◆ Dataset records ◆
────────────────────

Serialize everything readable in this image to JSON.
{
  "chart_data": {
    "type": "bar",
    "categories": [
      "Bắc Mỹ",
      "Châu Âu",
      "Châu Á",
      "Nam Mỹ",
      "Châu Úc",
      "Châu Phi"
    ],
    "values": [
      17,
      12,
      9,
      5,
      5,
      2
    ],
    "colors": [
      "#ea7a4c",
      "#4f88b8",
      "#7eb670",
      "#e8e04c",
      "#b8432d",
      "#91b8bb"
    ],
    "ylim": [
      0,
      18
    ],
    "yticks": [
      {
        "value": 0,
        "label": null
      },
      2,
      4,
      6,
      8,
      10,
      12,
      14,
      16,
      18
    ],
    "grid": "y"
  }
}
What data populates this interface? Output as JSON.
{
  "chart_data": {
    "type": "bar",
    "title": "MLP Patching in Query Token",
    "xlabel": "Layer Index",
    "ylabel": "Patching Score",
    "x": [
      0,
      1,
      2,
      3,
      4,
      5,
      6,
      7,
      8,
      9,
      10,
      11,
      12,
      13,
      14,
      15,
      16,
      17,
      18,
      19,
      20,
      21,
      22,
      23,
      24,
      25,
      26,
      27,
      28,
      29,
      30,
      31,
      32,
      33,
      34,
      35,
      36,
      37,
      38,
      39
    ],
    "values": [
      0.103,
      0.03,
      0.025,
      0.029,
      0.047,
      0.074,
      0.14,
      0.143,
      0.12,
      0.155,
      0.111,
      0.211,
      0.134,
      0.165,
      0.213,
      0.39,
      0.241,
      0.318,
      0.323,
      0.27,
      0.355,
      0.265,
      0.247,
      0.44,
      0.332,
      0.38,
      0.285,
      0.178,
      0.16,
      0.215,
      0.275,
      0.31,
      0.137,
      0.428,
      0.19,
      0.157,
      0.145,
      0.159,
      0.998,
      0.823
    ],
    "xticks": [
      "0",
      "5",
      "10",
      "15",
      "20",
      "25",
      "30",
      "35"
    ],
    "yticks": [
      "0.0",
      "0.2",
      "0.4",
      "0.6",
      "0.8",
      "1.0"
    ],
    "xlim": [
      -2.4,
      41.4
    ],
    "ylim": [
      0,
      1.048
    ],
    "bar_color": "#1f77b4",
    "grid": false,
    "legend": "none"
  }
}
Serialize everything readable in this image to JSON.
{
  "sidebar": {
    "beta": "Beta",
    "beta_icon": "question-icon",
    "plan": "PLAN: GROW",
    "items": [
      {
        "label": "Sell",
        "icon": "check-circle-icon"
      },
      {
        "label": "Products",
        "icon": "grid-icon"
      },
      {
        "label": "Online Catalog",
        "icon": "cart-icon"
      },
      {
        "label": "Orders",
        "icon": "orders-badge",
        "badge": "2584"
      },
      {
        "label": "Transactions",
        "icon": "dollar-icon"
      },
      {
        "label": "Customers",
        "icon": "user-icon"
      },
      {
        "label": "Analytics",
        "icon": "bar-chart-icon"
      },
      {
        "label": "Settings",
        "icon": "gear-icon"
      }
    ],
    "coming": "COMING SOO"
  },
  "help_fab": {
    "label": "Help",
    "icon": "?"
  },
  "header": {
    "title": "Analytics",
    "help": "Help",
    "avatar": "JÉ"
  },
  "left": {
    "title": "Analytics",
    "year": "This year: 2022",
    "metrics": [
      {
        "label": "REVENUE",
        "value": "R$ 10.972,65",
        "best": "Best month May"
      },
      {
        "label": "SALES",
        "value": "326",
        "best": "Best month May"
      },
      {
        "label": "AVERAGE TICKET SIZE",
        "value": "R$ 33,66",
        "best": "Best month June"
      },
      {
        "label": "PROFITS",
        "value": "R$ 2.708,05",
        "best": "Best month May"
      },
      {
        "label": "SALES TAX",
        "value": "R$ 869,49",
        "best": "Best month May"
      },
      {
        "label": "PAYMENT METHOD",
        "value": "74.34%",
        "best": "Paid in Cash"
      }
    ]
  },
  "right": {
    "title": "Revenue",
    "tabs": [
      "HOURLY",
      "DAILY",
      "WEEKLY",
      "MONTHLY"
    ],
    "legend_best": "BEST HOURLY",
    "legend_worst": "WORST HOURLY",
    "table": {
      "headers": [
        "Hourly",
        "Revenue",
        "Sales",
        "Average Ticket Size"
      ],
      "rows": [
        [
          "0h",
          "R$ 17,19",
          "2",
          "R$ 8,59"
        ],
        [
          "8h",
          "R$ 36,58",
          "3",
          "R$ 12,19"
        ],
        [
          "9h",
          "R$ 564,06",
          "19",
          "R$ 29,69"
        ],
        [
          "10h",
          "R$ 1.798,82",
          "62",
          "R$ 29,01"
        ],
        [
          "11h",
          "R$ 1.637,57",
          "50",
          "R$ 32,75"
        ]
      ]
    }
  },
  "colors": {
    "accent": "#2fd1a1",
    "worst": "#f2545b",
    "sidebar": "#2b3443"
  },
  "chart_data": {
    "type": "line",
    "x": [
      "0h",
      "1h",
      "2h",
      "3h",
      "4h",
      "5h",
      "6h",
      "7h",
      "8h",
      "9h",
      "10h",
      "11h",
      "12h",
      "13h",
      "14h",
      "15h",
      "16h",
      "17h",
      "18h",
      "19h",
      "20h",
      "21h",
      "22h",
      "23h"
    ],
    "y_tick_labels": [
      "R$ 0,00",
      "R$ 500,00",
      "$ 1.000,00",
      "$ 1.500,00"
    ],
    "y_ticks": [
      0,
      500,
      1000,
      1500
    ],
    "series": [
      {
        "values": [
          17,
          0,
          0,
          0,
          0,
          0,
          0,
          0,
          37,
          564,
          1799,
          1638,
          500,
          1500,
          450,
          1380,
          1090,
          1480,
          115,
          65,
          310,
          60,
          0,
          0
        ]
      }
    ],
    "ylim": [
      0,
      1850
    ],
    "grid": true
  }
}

────────────────────

The lines above should be duplicated exactly.

◆ Solution for this task ◆
Serialize everything readable in this image to JSON.
{
  "chart_data": {
    "type": "bar",
    "categories": [
      "Bắc Mỹ",
      "Châu Âu",
      "Châu Á",
      "Nam Mỹ",
      "Châu Úc",
      "Châu Phi"
    ],
    "values": [
      17,
      12,
      9,
      5,
      5,
      2
    ],
    "colors": [
      "#ea7a4c",
      "#4f88b8",
      "#7eb670",
      "#e8e04c",
      "#b8432d",
      "#91b8bb"
    ],
    "ylim": [
      0,
      18
    ],
    "yticks": [
      {
        "value": 0,
        "label": null
      },
      2,
      4,
      6,
      8,
      10,
      12,
      14,
      16,
      18
    ],
    "grid": "y"
  }
}
What data populates this interface? Output as JSON.
{
  "chart_data": {
    "type": "bar",
    "title": "MLP Patching in Query Token",
    "xlabel": "Layer Index",
    "ylabel": "Patching Score",
    "x": [
      0,
      1,
      2,
      3,
      4,
      5,
      6,
      7,
      8,
      9,
      10,
      11,
      12,
      13,
      14,
      15,
      16,
      17,
      18,
      19,
      20,
      21,
      22,
      23,
      24,
      25,
      26,
      27,
      28,
      29,
      30,
      31,
      32,
      33,
      34,
      35,
      36,
      37,
      38,
      39
    ],
    "values": [
      0.103,
      0.03,
      0.025,
      0.029,
      0.047,
      0.074,
      0.14,
      0.143,
      0.12,
      0.155,
      0.111,
      0.211,
      0.134,
      0.165,
      0.213,
      0.39,
      0.241,
      0.318,
      0.323,
      0.27,
      0.355,
      0.265,
      0.247,
      0.44,
      0.332,
      0.38,
      0.285,
      0.178,
      0.16,
      0.215,
      0.275,
      0.31,
      0.137,
      0.428,
      0.19,
      0.157,
      0.145,
      0.159,
      0.998,
      0.823
    ],
    "xticks": [
      "0",
      "5",
      "10",
      "15",
      "20",
      "25",
      "30",
      "35"
    ],
    "yticks": [
      "0.0",
      "0.2",
      "0.4",
      "0.6",
      "0.8",
      "1.0"
    ],
    "xlim": [
      -2.4,
      41.4
    ],
    "ylim": [
      0,
      1.048
    ],
    "bar_color": "#1f77b4",
    "grid": false,
    "legend": "none"
  }
}
Serialize everything readable in this image to JSON.
{
  "sidebar": {
    "beta": "Beta",
    "beta_icon": "question-icon",
    "plan": "PLAN: GROW",
    "items": [
      {
        "label": "Sell",
        "icon": "check-circle-icon"
      },
      {
        "label": "Products",
        "icon": "grid-icon"
      },
      {
        "label": "Online Catalog",
        "icon": "cart-icon"
      },
      {
        "label": "Orders",
        "icon": "orders-badge",
        "badge": "2584"
      },
      {
        "label": "Transactions",
        "icon": "dollar-icon"
      },
      {
        "label": "Customers",
        "icon": "user-icon"
      },
      {
        "label": "Analytics",
        "icon": "bar-chart-icon"
      },
      {
        "label": "Settings",
        "icon": "gear-icon"
      }
    ],
    "coming": "COMING SOO"
  },
  "help_fab": {
    "label": "Help",
    "icon": "?"
  },
  "header": {
    "title": "Analytics",
    "help": "Help",
    "avatar": "JÉ"
  },
  "left": {
    "title": "Analytics",
    "year": "This year: 2022",
    "metrics": [
      {
        "label": "REVENUE",
        "value": "R$ 10.972,65",
        "best": "Best month May"
      },
      {
        "label": "SALES",
        "value": "326",
        "best": "Best month May"
      },
      {
        "label": "AVERAGE TICKET SIZE",
        "value": "R$ 33,66",
        "best": "Best month June"
      },
      {
        "label": "PROFITS",
        "value": "R$ 2.708,05",
        "best": "Best month May"
      },
      {
        "label": "SALES TAX",
        "value": "R$ 869,49",
        "best": "Best month May"
      },
      {
        "label": "PAYMENT METHOD",
        "value": "74.34%",
        "best": "Paid in Cash"
      }
    ]
  },
  "right": {
    "title": "Revenue",
    "tabs": [
      "HOURLY",
      "DAILY",
      "WEEKLY",
      "MONTHLY"
    ],
    "legend_best": "BEST HOURLY",
    "legend_worst": "WORST HOURLY",
    "table": {
      "headers": [
        "Hourly",
        "Revenue",
        "Sales",
        "Average Ticket Size"
      ],
      "rows": [
        [
          "0h",
          "R$ 17,19",
          "2",
          "R$ 8,59"
        ],
        [
          "8h",
          "R$ 36,58",
          "3",
          "R$ 12,19"
        ],
        [
          "9h",
          "R$ 564,06",
          "19",
          "R$ 29,69"
        ],
        [
          "10h",
          "R$ 1.798,82",
          "62",
          "R$ 29,01"
        ],
        [
          "11h",
          "R$ 1.637,57",
          "50",
          "R$ 32,75"
        ]
      ]
    }
  },
  "colors": {
    "accent": "#2fd1a1",
    "worst": "#f2545b",
    "sidebar": "#2b3443"
  },
  "chart_data": {
    "type": "line",
    "x": [
      "0h",
      "1h",
      "2h",
      "3h",
      "4h",
      "5h",
      "6h",
      "7h",
      "8h",
      "9h",
      "10h",
      "11h",
      "12h",
      "13h",
      "14h",
      "15h",
      "16h",
      "17h",
      "18h",
      "19h",
      "20h",
      "21h",
      "22h",
      "23h"
    ],
    "y_tick_labels": [
      "R$ 0,00",
      "R$ 500,00",
      "$ 1.000,00",
      "$ 1.500,00"
    ],
    "y_ticks": [
      0,
      500,
      1000,
      1500
    ],
    "series": [
      {
        "values": [
          17,
          0,
          0,
          0,
          0,
          0,
          0,
          0,
          37,
          564,
          1799,
          1638,
          500,
          1500,
          450,
          1380,
          1090,
          1480,
          115,
          65,
          310,
          60,
          0,
          0
        ]
      }
    ],
    "ylim": [
      0,
      1850
    ],
    "grid": true
  }
}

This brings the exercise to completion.